TASK TO COMPLETE:
Please give the data below again in full, exactly as it stands.

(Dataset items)
+++++

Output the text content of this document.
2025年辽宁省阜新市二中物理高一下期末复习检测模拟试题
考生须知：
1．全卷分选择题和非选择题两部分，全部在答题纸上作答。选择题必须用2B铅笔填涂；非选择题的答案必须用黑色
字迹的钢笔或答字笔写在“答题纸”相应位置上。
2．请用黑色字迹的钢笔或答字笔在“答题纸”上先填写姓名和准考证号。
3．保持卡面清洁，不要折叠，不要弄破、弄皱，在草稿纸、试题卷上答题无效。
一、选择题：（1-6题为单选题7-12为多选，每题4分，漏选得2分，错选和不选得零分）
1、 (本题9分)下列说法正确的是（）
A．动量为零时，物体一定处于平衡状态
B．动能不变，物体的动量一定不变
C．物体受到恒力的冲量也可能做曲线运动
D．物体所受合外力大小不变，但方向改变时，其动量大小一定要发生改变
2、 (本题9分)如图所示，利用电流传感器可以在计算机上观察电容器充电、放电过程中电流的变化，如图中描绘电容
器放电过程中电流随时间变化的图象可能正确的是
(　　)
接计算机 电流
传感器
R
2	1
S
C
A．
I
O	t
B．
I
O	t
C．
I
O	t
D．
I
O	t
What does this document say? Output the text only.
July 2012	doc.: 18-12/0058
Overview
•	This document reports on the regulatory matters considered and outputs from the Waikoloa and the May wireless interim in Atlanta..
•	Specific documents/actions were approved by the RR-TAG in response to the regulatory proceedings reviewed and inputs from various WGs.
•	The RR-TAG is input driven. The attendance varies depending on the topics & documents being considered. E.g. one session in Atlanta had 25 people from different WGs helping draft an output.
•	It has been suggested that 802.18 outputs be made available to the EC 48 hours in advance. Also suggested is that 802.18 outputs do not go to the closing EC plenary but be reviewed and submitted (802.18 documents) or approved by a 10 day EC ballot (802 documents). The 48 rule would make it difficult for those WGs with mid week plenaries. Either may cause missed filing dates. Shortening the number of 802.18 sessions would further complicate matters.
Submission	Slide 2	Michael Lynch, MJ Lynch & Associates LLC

+++++

RESULT:
Output the text content of this document.
2025年辽宁省阜新市二中物理高一下期末复习检测模拟试题
考生须知：
1．全卷分选择题和非选择题两部分，全部在答题纸上作答。选择题必须用2B铅笔填涂；非选择题的答案必须用黑色
字迹的钢笔或答字笔写在“答题纸”相应位置上。
2．请用黑色字迹的钢笔或答字笔在“答题纸”上先填写姓名和准考证号。
3．保持卡面清洁，不要折叠，不要弄破、弄皱，在草稿纸、试题卷上答题无效。
一、选择题：（1-6题为单选题7-12为多选，每题4分，漏选得2分，错选和不选得零分）
1、 (本题9分)下列说法正确的是（）
A．动量为零时，物体一定处于平衡状态
B．动能不变，物体的动量一定不变
C．物体受到恒力的冲量也可能做曲线运动
D．物体所受合外力大小不变，但方向改变时，其动量大小一定要发生改变
2、 (本题9分)如图所示，利用电流传感器可以在计算机上观察电容器充电、放电过程中电流的变化，如图中描绘电容
器放电过程中电流随时间变化的图象可能正确的是
(　　)
接计算机 电流
传感器
R
2	1
S
C
A．
I
O	t
B．
I
O	t
C．
I
O	t
D．
I
O	t
What does this document say? Output the text only.
July 2012	doc.: 18-12/0058
Overview
•	This document reports on the regulatory matters considered and outputs from the Waikoloa and the May wireless interim in Atlanta..
•	Specific documents/actions were approved by the RR-TAG in response to the regulatory proceedings reviewed and inputs from various WGs.
•	The RR-TAG is input driven. The attendance varies depending on the topics & documents being considered. E.g. one session in Atlanta had 25 people from different WGs helping draft an output.
•	It has been suggested that 802.18 outputs be made available to the EC 48 hours in advance. Also suggested is that 802.18 outputs do not go to the closing EC plenary but be reviewed and submitted (802.18 documents) or approved by a 10 day EC ballot (802 documents). The 48 rule would make it difficult for those WGs with mid week plenaries. Either may cause missed filing dates. Shortening the number of 802.18 sessions would further complicate matters.
Submission	Slide 2	Michael Lynch, MJ Lynch & Associates LLC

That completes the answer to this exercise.